▶ _Data for this task_
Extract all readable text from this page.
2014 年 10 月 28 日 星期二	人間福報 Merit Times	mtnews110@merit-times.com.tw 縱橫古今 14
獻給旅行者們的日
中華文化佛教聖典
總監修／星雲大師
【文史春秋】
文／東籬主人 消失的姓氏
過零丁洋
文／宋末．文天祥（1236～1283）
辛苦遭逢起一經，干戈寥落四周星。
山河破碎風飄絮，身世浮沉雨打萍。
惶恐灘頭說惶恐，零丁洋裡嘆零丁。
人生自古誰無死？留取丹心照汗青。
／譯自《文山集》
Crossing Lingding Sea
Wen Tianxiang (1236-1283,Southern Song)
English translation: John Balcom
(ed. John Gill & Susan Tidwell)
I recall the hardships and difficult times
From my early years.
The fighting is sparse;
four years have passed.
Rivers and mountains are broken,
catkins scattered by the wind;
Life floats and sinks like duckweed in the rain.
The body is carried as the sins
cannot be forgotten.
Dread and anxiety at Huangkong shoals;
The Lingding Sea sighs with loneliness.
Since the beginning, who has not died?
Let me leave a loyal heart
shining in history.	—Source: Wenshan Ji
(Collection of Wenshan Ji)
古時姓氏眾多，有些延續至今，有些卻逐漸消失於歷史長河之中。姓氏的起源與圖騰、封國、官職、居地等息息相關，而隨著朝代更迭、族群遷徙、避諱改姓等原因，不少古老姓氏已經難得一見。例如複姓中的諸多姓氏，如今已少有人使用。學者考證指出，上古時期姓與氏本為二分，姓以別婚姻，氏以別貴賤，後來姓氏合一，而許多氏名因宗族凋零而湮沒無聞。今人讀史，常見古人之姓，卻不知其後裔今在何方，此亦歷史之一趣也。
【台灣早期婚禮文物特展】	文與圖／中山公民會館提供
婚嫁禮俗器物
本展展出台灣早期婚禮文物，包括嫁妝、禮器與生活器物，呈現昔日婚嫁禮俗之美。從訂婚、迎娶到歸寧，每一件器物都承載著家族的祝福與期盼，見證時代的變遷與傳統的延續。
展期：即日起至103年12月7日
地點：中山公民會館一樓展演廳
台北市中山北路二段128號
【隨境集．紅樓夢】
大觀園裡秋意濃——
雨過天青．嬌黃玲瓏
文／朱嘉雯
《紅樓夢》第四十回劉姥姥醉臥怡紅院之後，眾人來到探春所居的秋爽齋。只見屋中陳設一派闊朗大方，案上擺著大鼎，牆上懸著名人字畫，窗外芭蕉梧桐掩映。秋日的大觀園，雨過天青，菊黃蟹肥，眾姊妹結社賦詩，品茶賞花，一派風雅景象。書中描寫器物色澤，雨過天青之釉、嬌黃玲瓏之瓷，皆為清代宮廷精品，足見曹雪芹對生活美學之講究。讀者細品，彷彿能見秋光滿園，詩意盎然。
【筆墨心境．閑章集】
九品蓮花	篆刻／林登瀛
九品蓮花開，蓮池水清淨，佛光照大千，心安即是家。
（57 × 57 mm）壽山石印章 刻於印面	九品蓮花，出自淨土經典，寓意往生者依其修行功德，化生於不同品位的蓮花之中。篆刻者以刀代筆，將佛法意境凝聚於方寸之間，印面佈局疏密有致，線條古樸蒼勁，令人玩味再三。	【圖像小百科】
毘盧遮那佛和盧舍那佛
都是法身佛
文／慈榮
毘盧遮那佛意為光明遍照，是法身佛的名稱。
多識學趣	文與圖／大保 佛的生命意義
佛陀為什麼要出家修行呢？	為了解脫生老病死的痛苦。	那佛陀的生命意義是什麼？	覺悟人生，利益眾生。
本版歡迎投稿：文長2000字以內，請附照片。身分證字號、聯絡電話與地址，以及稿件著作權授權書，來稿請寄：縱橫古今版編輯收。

▶ _Written request_
Going through the entries above, tally each line that has the word "years". Answer with the number only.

▶ _Exercise answer_
2